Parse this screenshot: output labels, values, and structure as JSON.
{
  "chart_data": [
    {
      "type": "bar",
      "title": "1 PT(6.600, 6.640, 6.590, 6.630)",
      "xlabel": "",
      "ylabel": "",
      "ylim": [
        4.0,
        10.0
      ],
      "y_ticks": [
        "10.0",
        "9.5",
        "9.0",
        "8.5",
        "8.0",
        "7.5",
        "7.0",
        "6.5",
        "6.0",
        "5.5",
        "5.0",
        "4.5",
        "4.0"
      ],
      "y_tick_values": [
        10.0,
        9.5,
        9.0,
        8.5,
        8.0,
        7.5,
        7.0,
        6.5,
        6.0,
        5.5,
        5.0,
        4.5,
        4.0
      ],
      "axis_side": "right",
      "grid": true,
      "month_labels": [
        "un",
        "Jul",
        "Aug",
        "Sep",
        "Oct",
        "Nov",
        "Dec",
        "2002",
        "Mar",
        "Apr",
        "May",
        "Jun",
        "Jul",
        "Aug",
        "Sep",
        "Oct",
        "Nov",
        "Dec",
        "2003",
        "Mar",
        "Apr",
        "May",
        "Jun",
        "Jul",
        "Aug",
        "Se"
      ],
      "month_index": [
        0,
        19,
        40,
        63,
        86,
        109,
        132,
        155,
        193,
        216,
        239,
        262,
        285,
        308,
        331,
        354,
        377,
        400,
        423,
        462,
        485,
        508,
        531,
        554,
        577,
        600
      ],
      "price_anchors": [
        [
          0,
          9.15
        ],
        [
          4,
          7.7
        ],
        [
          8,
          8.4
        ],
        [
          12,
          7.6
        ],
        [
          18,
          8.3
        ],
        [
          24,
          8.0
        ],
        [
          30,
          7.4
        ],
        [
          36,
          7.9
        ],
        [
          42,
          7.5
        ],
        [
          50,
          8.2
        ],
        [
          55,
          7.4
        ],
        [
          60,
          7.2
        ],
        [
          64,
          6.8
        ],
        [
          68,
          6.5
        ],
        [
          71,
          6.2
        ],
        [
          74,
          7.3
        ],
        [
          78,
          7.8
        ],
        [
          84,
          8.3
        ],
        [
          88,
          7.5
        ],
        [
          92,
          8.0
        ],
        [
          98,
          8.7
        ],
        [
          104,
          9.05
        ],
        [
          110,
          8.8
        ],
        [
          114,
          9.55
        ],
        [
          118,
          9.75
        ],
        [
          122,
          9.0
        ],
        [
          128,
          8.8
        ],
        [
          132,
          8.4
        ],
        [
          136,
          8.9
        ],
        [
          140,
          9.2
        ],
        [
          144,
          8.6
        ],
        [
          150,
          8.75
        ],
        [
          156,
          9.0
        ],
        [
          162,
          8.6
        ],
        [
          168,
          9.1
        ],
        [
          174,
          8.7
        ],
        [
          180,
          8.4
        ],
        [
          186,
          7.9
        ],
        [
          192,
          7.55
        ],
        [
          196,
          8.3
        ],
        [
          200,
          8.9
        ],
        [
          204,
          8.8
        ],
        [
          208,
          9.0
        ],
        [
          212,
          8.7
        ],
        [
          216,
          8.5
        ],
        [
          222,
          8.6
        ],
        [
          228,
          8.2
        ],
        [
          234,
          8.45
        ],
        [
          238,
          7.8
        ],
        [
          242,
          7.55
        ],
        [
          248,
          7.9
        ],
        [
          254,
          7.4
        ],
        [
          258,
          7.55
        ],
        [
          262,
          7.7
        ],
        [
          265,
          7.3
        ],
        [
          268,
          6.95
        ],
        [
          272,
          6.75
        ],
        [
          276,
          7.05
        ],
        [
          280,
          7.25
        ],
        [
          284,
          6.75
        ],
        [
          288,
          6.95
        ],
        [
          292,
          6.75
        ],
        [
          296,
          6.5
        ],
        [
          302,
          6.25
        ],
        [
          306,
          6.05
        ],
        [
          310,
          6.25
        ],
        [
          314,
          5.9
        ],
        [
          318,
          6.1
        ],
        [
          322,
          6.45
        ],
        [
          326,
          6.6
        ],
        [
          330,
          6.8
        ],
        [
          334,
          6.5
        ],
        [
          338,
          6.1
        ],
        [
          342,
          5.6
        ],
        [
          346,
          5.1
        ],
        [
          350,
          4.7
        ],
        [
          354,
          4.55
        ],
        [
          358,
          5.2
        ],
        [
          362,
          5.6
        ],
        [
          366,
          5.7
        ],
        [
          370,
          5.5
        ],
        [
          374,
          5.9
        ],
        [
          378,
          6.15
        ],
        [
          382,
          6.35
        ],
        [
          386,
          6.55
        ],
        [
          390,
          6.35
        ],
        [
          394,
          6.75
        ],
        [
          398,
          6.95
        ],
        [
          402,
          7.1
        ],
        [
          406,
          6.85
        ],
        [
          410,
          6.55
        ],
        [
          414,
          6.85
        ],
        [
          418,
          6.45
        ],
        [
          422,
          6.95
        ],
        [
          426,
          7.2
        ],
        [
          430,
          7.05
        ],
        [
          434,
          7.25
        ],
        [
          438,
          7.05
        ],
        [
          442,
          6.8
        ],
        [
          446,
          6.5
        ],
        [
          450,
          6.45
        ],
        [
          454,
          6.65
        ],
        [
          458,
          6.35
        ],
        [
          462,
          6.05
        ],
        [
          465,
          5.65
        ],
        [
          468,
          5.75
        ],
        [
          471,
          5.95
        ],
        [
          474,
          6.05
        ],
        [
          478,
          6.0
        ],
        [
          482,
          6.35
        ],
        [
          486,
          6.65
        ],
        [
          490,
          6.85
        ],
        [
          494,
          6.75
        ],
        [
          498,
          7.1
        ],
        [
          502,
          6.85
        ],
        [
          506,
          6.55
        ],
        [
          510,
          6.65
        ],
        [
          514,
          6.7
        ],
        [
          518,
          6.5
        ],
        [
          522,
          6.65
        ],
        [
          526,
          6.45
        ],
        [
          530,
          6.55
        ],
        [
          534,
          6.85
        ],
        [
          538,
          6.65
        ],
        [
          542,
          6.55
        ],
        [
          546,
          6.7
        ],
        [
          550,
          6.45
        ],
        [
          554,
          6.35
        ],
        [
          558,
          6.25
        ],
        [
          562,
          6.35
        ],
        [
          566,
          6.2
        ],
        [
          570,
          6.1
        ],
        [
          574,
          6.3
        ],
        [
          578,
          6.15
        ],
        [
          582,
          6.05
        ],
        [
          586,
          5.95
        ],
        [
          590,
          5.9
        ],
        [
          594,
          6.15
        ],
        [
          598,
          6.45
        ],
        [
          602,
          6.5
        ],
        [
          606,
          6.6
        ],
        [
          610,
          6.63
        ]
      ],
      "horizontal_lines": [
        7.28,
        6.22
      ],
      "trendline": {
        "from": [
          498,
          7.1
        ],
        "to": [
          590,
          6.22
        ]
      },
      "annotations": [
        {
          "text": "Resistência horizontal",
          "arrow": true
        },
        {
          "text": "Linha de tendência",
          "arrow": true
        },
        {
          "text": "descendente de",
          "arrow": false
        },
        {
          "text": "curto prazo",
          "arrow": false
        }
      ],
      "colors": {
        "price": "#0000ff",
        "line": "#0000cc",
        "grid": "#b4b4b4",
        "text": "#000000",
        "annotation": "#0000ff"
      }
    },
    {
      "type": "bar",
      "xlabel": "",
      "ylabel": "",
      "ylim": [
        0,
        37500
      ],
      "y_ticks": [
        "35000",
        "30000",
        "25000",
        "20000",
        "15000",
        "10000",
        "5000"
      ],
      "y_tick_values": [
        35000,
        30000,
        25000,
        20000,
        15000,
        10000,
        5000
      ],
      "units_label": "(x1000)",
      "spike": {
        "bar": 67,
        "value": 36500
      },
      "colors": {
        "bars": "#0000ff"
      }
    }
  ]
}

* Problem to work on
Repeat the entries exactly, all of them.

* Solution to this task
Parse this screenshot: output labels, values, and structure as JSON.
{
  "chart_data": [
    {
      "type": "bar",
      "title": "1 PT(6.600, 6.640, 6.590, 6.630)",
      "xlabel": "",
      "ylabel": "",
      "ylim": [
        4.0,
        10.0
      ],
      "y_ticks": [
        "10.0",
        "9.5",
        "9.0",
        "8.5",
        "8.0",
        "7.5",
        "7.0",
        "6.5",
        "6.0",
        "5.5",
        "5.0",
        "4.5",
        "4.0"
      ],
      "y_tick_values": [
        10.0,
        9.5,
        9.0,
        8.5,
        8.0,
        7.5,
        7.0,
        6.5,
        6.0,
        5.5,
        5.0,
        4.5,
        4.0
      ],
      "axis_side": "right",
      "grid": true,
      "month_labels": [
        "un",
        "Jul",
        "Aug",
        "Sep",
        "Oct",
        "Nov",
        "Dec",
        "2002",
        "Mar",
        "Apr",
        "May",
        "Jun",
        "Jul",
        "Aug",
        "Sep",
        "Oct",
        "Nov",
        "Dec",
        "2003",
        "Mar",
        "Apr",
        "May",
        "Jun",
        "Jul",
        "Aug",
        "Se"
      ],
      "month_index": [
        0,
        19,
        40,
        63,
        86,
        109,
        132,
        155,
        193,
        216,
        239,
        262,
        285,
        308,
        331,
        354,
        377,
        400,
        423,
        462,
        485,
        508,
        531,
        554,
        577,
        600
      ],
      "price_anchors": [
        [
          0,
          9.15
        ],
        [
          4,
          7.7
        ],
        [
          8,
          8.4
        ],
        [
          12,
          7.6
        ],
        [
          18,
          8.3
        ],
        [
          24,
          8.0
        ],
        [
          30,
          7.4
        ],
        [
          36,
          7.9
        ],
        [
          42,
          7.5
        ],
        [
          50,
          8.2
        ],
        [
          55,
          7.4
        ],
        [
          60,
          7.2
        ],
        [
          64,
          6.8
        ],
        [
          68,
          6.5
        ],
        [
          71,
          6.2
        ],
        [
          74,
          7.3
        ],
        [
          78,
          7.8
        ],
        [
          84,
          8.3
        ],
        [
          88,
          7.5
        ],
        [
          92,
          8.0
        ],
        [
          98,
          8.7
        ],
        [
          104,
          9.05
        ],
        [
          110,
          8.8
        ],
        [
          114,
          9.55
        ],
        [
          118,
          9.75
        ],
        [
          122,
          9.0
        ],
        [
          128,
          8.8
        ],
        [
          132,
          8.4
        ],
        [
          136,
          8.9
        ],
        [
          140,
          9.2
        ],
        [
          144,
          8.6
        ],
        [
          150,
          8.75
        ],
        [
          156,
          9.0
        ],
        [
          162,
          8.6
        ],
        [
          168,
          9.1
        ],
        [
          174,
          8.7
        ],
        [
          180,
          8.4
        ],
        [
          186,
          7.9
        ],
        [
          192,
          7.55
        ],
        [
          196,
          8.3
        ],
        [
          200,
          8.9
        ],
        [
          204,
          8.8
        ],
        [
          208,
          9.0
        ],
        [
          212,
          8.7
        ],
        [
          216,
          8.5
        ],
        [
          222,
          8.6
        ],
        [
          228,
          8.2
        ],
        [
          234,
          8.45
        ],
        [
          238,
          7.8
        ],
        [
          242,
          7.55
        ],
        [
          248,
          7.9
        ],
        [
          254,
          7.4
        ],
        [
          258,
          7.55
        ],
        [
          262,
          7.7
        ],
        [
          265,
          7.3
        ],
        [
          268,
          6.95
        ],
        [
          272,
          6.75
        ],
        [
          276,
          7.05
        ],
        [
          280,
          7.25
        ],
        [
          284,
          6.75
        ],
        [
          288,
          6.95
        ],
        [
          292,
          6.75
        ],
        [
          296,
          6.5
        ],
        [
          302,
          6.25
        ],
        [
          306,
          6.05
        ],
        [
          310,
          6.25
        ],
        [
          314,
          5.9
        ],
        [
          318,
          6.1
        ],
        [
          322,
          6.45
        ],
        [
          326,
          6.6
        ],
        [
          330,
          6.8
        ],
        [
          334,
          6.5
        ],
        [
          338,
          6.1
        ],
        [
          342,
          5.6
        ],
        [
          346,
          5.1
        ],
        [
          350,
          4.7
        ],
        [
          354,
          4.55
        ],
        [
          358,
          5.2
        ],
        [
          362,
          5.6
        ],
        [
          366,
          5.7
        ],
        [
          370,
          5.5
        ],
        [
          374,
          5.9
        ],
        [
          378,
          6.15
        ],
        [
          382,
          6.35
        ],
        [
          386,
          6.55
        ],
        [
          390,
          6.35
        ],
        [
          394,
          6.75
        ],
        [
          398,
          6.95
        ],
        [
          402,
          7.1
        ],
        [
          406,
          6.85
        ],
        [
          410,
          6.55
        ],
        [
          414,
          6.85
        ],
        [
          418,
          6.45
        ],
        [
          422,
          6.95
        ],
        [
          426,
          7.2
        ],
        [
          430,
          7.05
        ],
        [
          434,
          7.25
        ],
        [
          438,
          7.05
        ],
        [
          442,
          6.8
        ],
        [
          446,
          6.5
        ],
        [
          450,
          6.45
        ],
        [
          454,
          6.65
        ],
        [
          458,
          6.35
        ],
        [
          462,
          6.05
        ],
        [
          465,
          5.65
        ],
        [
          468,
          5.75
        ],
        [
          471,
          5.95
        ],
        [
          474,
          6.05
        ],
        [
          478,
          6.0
        ],
        [
          482,
          6.35
        ],
        [
          486,
          6.65
        ],
        [
          490,
          6.85
        ],
        [
          494,
          6.75
        ],
        [
          498,
          7.1
        ],
        [
          502,
          6.85
        ],
        [
          506,
          6.55
        ],
        [
          510,
          6.65
        ],
        [
          514,
          6.7
        ],
        [
          518,
          6.5
        ],
        [
          522,
          6.65
        ],
        [
          526,
          6.45
        ],
        [
          530,
          6.55
        ],
        [
          534,
          6.85
        ],
        [
          538,
          6.65
        ],
        [
          542,
          6.55
        ],
        [
          546,
          6.7
        ],
        [
          550,
          6.45
        ],
        [
          554,
          6.35
        ],
        [
          558,
          6.25
        ],
        [
          562,
          6.35
        ],
        [
          566,
          6.2
        ],
        [
          570,
          6.1
        ],
        [
          574,
          6.3
        ],
        [
          578,
          6.15
        ],
        [
          582,
          6.05
        ],
        [
          586,
          5.95
        ],
        [
          590,
          5.9
        ],
        [
          594,
          6.15
        ],
        [
          598,
          6.45
        ],
        [
          602,
          6.5
        ],
        [
          606,
          6.6
        ],
        [
          610,
          6.63
        ]
      ],
      "horizontal_lines": [
        7.28,
        6.22
      ],
      "trendline": {
        "from": [
          498,
          7.1
        ],
        "to": [
          590,
          6.22
        ]
      },
      "annotations": [
        {
          "text": "Resistência horizontal",
          "arrow": true
        },
        {
          "text": "Linha de tendência",
          "arrow": true
        },
        {
          "text": "descendente de",
          "arrow": false
        },
        {
          "text": "curto prazo",
          "arrow": false
        }
      ],
      "colors": {
        "price": "#0000ff",
        "line": "#0000cc",
        "grid": "#b4b4b4",
        "text": "#000000",
        "annotation": "#0000ff"
      }
    },
    {
      "type": "bar",
      "xlabel": "",
      "ylabel": "",
      "ylim": [
        0,
        37500
      ],
      "y_ticks": [
        "35000",
        "30000",
        "25000",
        "20000",
        "15000",
        "10000",
        "5000"
      ],
      "y_tick_values": [
        35000,
        30000,
        25000,
        20000,
        15000,
        10000,
        5000
      ],
      "units_label": "(x1000)",
      "spike": {
        "bar": 67,
        "value": 36500
      },
      "colors": {
        "bars": "#0000ff"
      }
    }
  ]
}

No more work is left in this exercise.